#### YOUR INSTRUCTIONS:
Pull each line holding the word "such" from the data.

Document page entries with text

--- START ---

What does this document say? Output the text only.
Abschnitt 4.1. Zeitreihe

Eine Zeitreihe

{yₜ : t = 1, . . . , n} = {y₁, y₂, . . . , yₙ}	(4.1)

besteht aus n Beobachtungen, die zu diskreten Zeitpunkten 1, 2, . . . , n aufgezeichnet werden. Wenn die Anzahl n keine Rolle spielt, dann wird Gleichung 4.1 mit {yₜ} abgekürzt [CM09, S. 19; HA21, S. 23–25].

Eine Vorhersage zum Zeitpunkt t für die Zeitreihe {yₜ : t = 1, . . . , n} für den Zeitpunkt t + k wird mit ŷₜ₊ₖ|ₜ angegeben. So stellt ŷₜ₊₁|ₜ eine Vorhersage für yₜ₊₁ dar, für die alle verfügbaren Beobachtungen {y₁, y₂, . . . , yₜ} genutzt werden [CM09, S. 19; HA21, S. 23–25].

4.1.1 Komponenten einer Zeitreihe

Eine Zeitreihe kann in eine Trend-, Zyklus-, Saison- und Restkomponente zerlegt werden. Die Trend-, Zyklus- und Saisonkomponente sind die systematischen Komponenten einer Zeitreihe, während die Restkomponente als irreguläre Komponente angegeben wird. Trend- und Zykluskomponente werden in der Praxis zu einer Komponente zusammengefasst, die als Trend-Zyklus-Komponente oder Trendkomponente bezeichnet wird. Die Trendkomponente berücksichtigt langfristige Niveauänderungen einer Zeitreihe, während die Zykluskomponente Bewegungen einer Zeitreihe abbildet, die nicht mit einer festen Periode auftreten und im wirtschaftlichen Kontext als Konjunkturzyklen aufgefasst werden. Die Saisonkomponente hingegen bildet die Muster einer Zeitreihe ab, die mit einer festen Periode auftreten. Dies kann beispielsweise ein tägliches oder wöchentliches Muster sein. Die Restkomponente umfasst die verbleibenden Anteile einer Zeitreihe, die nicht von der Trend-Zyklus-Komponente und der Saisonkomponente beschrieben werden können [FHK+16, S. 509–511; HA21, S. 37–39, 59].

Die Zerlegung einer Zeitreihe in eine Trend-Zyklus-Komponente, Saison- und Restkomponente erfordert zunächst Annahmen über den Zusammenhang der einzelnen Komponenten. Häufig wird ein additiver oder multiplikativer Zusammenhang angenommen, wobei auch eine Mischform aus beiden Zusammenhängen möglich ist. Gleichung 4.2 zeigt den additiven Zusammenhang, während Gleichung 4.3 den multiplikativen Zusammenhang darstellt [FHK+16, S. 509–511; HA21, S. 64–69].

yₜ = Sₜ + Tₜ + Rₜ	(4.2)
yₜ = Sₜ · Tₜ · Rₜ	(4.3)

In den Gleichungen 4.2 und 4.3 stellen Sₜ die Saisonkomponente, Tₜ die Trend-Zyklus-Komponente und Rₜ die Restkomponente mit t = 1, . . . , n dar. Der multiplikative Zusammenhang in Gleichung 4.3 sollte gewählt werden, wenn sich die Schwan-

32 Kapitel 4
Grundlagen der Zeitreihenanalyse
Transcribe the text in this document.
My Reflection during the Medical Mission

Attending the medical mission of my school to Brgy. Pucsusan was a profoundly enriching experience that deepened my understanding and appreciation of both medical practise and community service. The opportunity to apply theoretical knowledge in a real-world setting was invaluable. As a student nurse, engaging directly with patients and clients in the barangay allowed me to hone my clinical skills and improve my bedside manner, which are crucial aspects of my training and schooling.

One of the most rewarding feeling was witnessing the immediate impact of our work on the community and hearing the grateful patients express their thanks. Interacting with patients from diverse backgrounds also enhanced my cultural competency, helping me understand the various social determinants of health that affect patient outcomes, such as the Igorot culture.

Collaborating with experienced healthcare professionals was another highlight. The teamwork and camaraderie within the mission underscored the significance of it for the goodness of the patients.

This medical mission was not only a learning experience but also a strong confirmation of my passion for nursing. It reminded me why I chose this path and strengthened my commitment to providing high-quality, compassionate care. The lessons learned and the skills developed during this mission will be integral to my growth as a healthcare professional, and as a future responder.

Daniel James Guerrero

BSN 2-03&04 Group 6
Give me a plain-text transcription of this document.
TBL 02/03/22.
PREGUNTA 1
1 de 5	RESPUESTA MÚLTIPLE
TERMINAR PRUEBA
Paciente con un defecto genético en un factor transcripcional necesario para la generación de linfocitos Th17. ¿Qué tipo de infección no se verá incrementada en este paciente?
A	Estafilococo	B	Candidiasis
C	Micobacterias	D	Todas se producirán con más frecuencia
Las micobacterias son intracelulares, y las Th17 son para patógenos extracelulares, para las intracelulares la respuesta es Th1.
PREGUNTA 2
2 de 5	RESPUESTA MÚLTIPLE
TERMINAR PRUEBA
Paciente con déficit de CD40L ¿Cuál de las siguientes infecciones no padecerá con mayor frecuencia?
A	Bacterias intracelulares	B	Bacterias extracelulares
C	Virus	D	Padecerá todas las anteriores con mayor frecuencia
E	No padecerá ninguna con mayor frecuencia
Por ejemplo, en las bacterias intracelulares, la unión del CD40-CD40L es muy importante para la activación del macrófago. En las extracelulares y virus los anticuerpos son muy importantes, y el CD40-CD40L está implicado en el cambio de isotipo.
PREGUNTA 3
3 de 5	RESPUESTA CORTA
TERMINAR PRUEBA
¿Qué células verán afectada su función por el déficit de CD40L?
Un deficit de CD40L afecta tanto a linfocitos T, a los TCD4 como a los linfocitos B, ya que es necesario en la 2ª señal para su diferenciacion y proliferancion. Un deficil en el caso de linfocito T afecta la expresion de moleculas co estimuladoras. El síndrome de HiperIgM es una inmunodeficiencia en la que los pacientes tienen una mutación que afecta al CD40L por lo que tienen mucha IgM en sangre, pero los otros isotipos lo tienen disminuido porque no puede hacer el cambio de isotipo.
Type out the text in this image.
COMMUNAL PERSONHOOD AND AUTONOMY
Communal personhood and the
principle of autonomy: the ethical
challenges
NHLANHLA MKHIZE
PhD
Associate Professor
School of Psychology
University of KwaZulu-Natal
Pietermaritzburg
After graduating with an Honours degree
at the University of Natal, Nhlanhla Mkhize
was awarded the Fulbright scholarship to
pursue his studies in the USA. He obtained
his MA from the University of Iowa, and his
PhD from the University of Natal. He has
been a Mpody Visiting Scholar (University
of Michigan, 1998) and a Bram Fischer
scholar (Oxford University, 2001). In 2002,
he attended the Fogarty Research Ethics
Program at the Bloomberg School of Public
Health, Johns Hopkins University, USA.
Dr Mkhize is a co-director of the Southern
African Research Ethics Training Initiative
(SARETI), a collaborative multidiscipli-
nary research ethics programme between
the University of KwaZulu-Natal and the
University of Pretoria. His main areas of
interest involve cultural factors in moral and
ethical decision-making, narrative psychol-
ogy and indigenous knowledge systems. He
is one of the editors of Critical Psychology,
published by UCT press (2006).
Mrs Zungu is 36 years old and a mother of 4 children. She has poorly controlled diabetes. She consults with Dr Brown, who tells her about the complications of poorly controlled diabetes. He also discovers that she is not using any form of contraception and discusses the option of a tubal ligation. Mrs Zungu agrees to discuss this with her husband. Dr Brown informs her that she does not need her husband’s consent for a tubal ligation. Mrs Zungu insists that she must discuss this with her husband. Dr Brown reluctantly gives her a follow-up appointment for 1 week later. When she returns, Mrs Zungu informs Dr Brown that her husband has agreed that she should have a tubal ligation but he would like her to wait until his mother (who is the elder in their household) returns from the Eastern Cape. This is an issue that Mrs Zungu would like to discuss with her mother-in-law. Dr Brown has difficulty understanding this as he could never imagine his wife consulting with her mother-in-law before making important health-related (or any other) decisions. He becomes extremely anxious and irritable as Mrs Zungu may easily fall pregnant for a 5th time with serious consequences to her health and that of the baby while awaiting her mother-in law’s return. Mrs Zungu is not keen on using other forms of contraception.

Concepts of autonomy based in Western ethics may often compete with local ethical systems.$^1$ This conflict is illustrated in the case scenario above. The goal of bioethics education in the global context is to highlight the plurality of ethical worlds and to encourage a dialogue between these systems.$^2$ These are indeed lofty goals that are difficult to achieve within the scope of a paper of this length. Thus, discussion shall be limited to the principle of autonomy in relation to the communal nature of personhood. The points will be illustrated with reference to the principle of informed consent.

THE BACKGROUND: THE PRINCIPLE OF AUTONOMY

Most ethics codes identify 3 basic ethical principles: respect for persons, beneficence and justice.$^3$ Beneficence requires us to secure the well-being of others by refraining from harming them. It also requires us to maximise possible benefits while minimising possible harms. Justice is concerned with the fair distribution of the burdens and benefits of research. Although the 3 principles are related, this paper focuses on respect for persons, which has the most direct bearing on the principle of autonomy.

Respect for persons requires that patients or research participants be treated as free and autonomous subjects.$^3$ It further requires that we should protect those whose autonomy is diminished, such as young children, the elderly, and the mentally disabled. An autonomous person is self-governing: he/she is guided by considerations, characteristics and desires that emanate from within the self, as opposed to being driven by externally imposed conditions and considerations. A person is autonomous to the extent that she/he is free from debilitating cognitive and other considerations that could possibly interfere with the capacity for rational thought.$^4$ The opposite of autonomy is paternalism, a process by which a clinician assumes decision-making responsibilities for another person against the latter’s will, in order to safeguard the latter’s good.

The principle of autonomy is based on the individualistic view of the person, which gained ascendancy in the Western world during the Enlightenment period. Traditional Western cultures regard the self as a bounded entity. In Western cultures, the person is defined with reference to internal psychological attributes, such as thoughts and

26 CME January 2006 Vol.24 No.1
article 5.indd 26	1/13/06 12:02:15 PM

--- END ---

#### YOUR RESPONSE:
One of the most rewarding feeling was witnessing the immediate impact of our work on the community and hearing the grateful patients express their thanks. Interacting with patients from diverse backgrounds also enhanced my cultural competency, helping me understand the various social determinants of health that affect patient outcomes, such as the Igorot culture.
Respect for persons requires that patients or research participants be treated as free and autonomous subjects.$^3$ It further requires that we should protect those whose autonomy is diminished, such as young children, the elderly, and the mentally disabled. An autonomous person is self-governing: he/she is guided by considerations, characteristics and desires that emanate from within the self, as opposed to being driven by externally imposed conditions and considerations. A person is autonomous to the extent that she/he is free from debilitating cognitive and other considerations that could possibly interfere with the capacity for rational thought.$^4$ The opposite of autonomy is paternalism, a process by which a clinician assumes decision-making responsibilities for another person against the latter’s will, in order to safeguard the latter’s good.
The principle of autonomy is based on the individualistic view of the person, which gained ascendancy in the Western world during the Enlightenment period. Traditional Western cultures regard the self as a bounded entity. In Western cultures, the person is defined with reference to internal psychological attributes, such as thoughts and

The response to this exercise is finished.